Start Provided records

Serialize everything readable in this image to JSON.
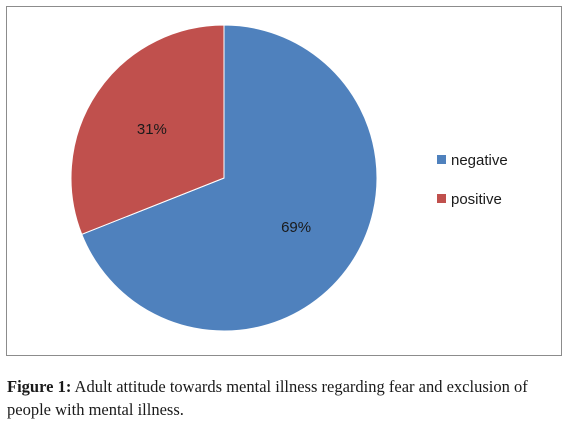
{
  "chart_data": {
    "type": "pie",
    "categories": [
      "negative",
      "positive"
    ],
    "values": [
      69,
      31
    ],
    "value_labels": [
      "69%",
      "31%"
    ],
    "colors": [
      "#4f81bd",
      "#c0504d"
    ],
    "legend": {
      "position": "right",
      "entries": [
        "negative",
        "positive"
      ]
    },
    "start_angle": "12 o'clock",
    "direction": "clockwise",
    "title": "",
    "xlabel": "",
    "ylabel": ""
  },
  "caption": {
    "label": "Figure 1:",
    "text": " Adult attitude towards mental illness regarding fear and exclusion of people with mental illness."
  }
}
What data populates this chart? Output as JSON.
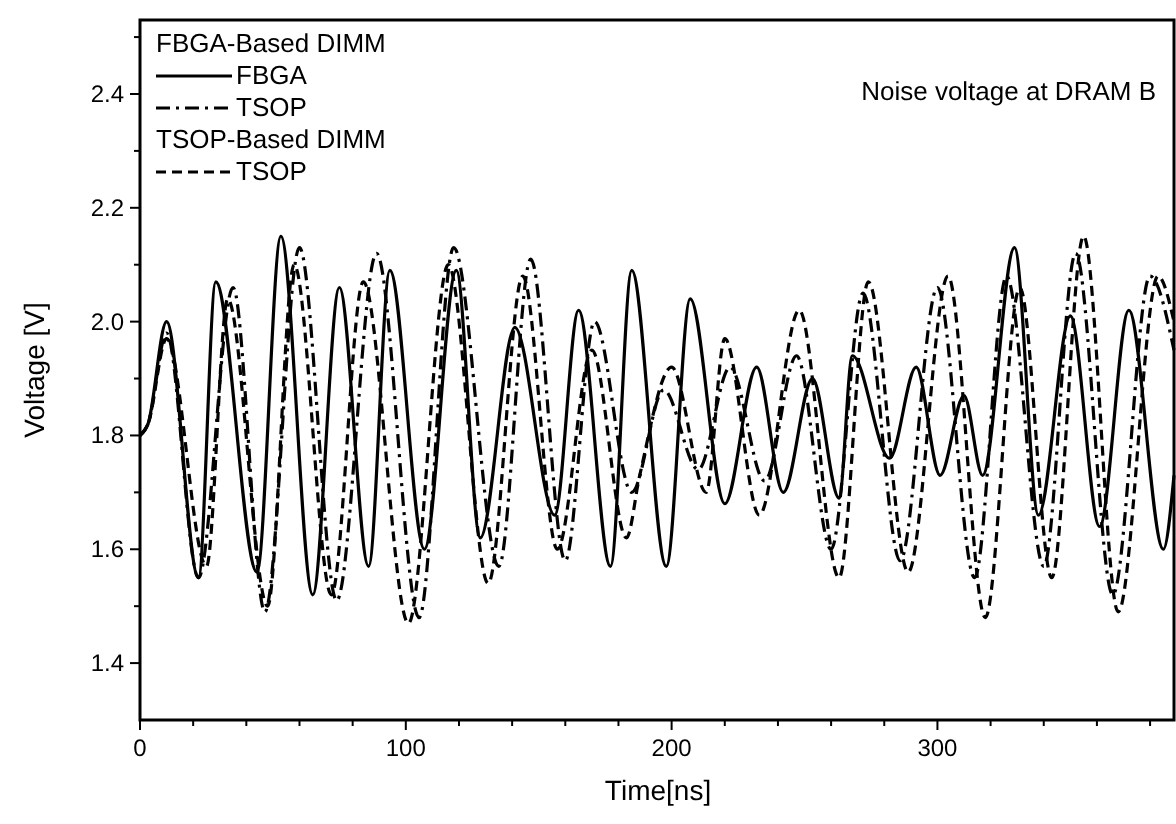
{
  "chart_data": {
    "type": "line",
    "xlabel": "Time[ns]",
    "ylabel": "Voltage [V]",
    "annotations": [
      "FBGA-Based DIMM",
      "TSOP-Based DIMM",
      "Noise voltage at DRAM B"
    ],
    "xlim": [
      0,
      389
    ],
    "ylim": [
      1.3,
      2.53
    ],
    "xticks": [
      0,
      {
        "value": 20,
        "label": null
      },
      {
        "value": 40,
        "label": null
      },
      {
        "value": 60,
        "label": null
      },
      {
        "value": 80,
        "label": null
      },
      100,
      {
        "value": 120,
        "label": null
      },
      {
        "value": 140,
        "label": null
      },
      {
        "value": 160,
        "label": null
      },
      {
        "value": 180,
        "label": null
      },
      200,
      {
        "value": 220,
        "label": null
      },
      {
        "value": 240,
        "label": null
      },
      {
        "value": 260,
        "label": null
      },
      {
        "value": 280,
        "label": null
      },
      300,
      {
        "value": 320,
        "label": null
      },
      {
        "value": 340,
        "label": null
      },
      {
        "value": 360,
        "label": null
      },
      {
        "value": 380,
        "label": null
      }
    ],
    "yticks": [
      {
        "value": 1.4,
        "label": "1.4"
      },
      {
        "value": 1.5,
        "label": null
      },
      {
        "value": 1.6,
        "label": "1.6"
      },
      {
        "value": 1.7,
        "label": null
      },
      {
        "value": 1.8,
        "label": "1.8"
      },
      {
        "value": 1.9,
        "label": null
      },
      {
        "value": 2.0,
        "label": "2.0"
      },
      {
        "value": 2.1,
        "label": null
      },
      {
        "value": 2.2,
        "label": "2.2"
      },
      {
        "value": 2.3,
        "label": null
      },
      {
        "value": 2.4,
        "label": "2.4"
      },
      {
        "value": 2.5,
        "label": null
      }
    ],
    "grid": false,
    "legend": "top left",
    "marker": "none",
    "series": [
      {
        "name": "FBGA",
        "color": "#000000",
        "line_style": "solid",
        "x": [
          0,
          3,
          10,
          22,
          28.5,
          44,
          53,
          65,
          75,
          86,
          94,
          107,
          119,
          128,
          141,
          156,
          165,
          177,
          185,
          198,
          207,
          220,
          232,
          242,
          253,
          263,
          268,
          282,
          292,
          301,
          310,
          317,
          329,
          338,
          350,
          361,
          372,
          385,
          389
        ],
        "values": [
          1.8,
          1.82,
          2.0,
          1.55,
          2.07,
          1.56,
          2.15,
          1.52,
          2.06,
          1.57,
          2.09,
          1.6,
          2.09,
          1.62,
          1.99,
          1.66,
          2.02,
          1.57,
          2.09,
          1.57,
          2.04,
          1.68,
          1.92,
          1.7,
          1.9,
          1.69,
          1.94,
          1.76,
          1.92,
          1.73,
          1.87,
          1.73,
          2.13,
          1.66,
          2.01,
          1.64,
          2.02,
          1.6,
          1.73
        ]
      },
      {
        "name": "TSOP",
        "color": "#000000",
        "line_style": "dashdot",
        "x": [
          0,
          3,
          10,
          22,
          35,
          47,
          60,
          74,
          89,
          105,
          118,
          135,
          147,
          160,
          171,
          185,
          197,
          210,
          222,
          235,
          247,
          260,
          272,
          286,
          300,
          314,
          326,
          340,
          352,
          366,
          380,
          389
        ],
        "values": [
          1.8,
          1.82,
          1.98,
          1.55,
          2.06,
          1.49,
          2.13,
          1.51,
          2.12,
          1.48,
          2.13,
          1.57,
          2.11,
          1.58,
          2.0,
          1.7,
          1.88,
          1.74,
          1.92,
          1.72,
          1.94,
          1.6,
          2.05,
          1.58,
          2.06,
          1.55,
          2.08,
          1.57,
          2.12,
          1.52,
          2.08,
          1.95
        ]
      },
      {
        "name": "TSOP",
        "color": "#000000",
        "line_style": "dashed",
        "x": [
          0,
          3,
          10,
          25,
          33,
          48,
          58,
          72,
          84,
          101,
          116,
          131,
          144,
          157,
          170,
          183,
          188,
          200,
          213,
          220,
          233,
          248,
          263,
          274,
          289,
          304,
          318,
          331,
          343,
          355,
          368,
          383,
          389
        ],
        "values": [
          1.8,
          1.82,
          1.97,
          1.57,
          2.04,
          1.5,
          2.1,
          1.52,
          2.07,
          1.47,
          2.1,
          1.54,
          2.08,
          1.6,
          1.95,
          1.62,
          1.73,
          1.92,
          1.7,
          1.97,
          1.66,
          2.02,
          1.55,
          2.07,
          1.56,
          2.08,
          1.48,
          2.06,
          1.55,
          2.15,
          1.49,
          2.08,
          2.0
        ]
      }
    ]
  }
}
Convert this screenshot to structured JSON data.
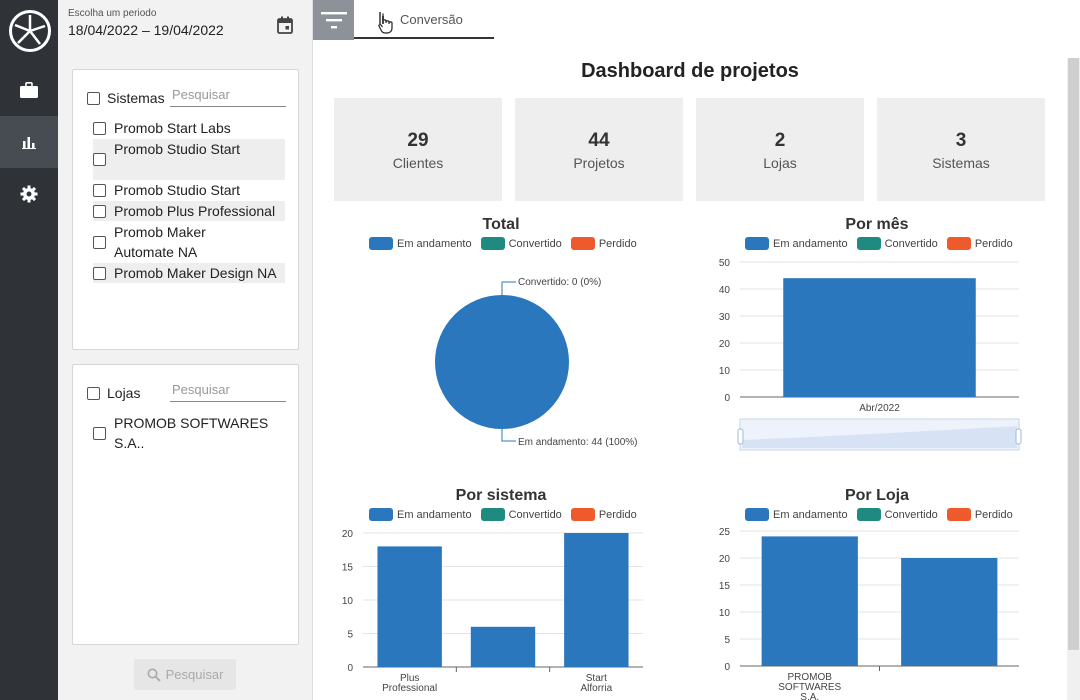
{
  "filters": {
    "period_label": "Escolha um periodo",
    "period_value": "18/04/2022 – 19/04/2022",
    "sistemas": {
      "label": "Sistemas",
      "search_placeholder": "Pesquisar",
      "items": [
        {
          "label": "Promob Start Labs"
        },
        {
          "label": "Promob Studio Start"
        },
        {
          "label": "Promob Studio Start"
        },
        {
          "label": "Promob Plus Professional"
        },
        {
          "label": "Promob Maker Automate NA"
        },
        {
          "label": "Promob Maker Design NA"
        }
      ]
    },
    "lojas": {
      "label": "Lojas",
      "search_placeholder": "Pesquisar",
      "items": [
        {
          "label": "PROMOB SOFTWARES S.A.."
        }
      ]
    },
    "search_button": "Pesquisar"
  },
  "tab": {
    "label": "Conversão"
  },
  "dashboard": {
    "title": "Dashboard de projetos",
    "kpis": [
      {
        "value": "29",
        "label": "Clientes"
      },
      {
        "value": "44",
        "label": "Projetos"
      },
      {
        "value": "2",
        "label": "Lojas"
      },
      {
        "value": "3",
        "label": "Sistemas"
      }
    ],
    "legend": [
      {
        "label": "Em andamento",
        "color": "#2b77be"
      },
      {
        "label": "Convertido",
        "color": "#1f8a80"
      },
      {
        "label": "Perdido",
        "color": "#ee5a2c"
      }
    ]
  },
  "chart_data": [
    {
      "type": "pie",
      "title": "Total",
      "slices": [
        {
          "name": "Em andamento",
          "value": 44,
          "label": "Em andamento: 44 (100%)"
        },
        {
          "name": "Convertido",
          "value": 0,
          "label": "Convertido: 0 (0%)"
        },
        {
          "name": "Perdido",
          "value": 0
        }
      ]
    },
    {
      "type": "bar",
      "title": "Por mês",
      "categories": [
        "Abr/2022"
      ],
      "series": [
        {
          "name": "Em andamento",
          "values": [
            44
          ]
        }
      ],
      "ylim": [
        0,
        50
      ],
      "yticks": [
        0,
        10,
        20,
        30,
        40,
        50
      ]
    },
    {
      "type": "bar",
      "title": "Por sistema",
      "categories": [
        "Plus Professional",
        "",
        "Start Alforria"
      ],
      "series": [
        {
          "name": "Em andamento",
          "values": [
            18,
            6,
            20
          ]
        }
      ],
      "ylim": [
        0,
        20
      ],
      "yticks": [
        0,
        5,
        10,
        15,
        20
      ]
    },
    {
      "type": "bar",
      "title": "Por Loja",
      "categories": [
        "PROMOB SOFTWARES S.A.",
        ""
      ],
      "series": [
        {
          "name": "Em andamento",
          "values": [
            24,
            20
          ]
        }
      ],
      "ylim": [
        0,
        25
      ],
      "yticks": [
        0,
        5,
        10,
        15,
        20,
        25
      ]
    }
  ]
}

End Provided records

- Stated exercise: Copy out the lines in which the string "Convertido" appears.

- Output:
        "label": "Convertido",
          "name": "Convertido",
          "label": "Convertido: 0 (0%)"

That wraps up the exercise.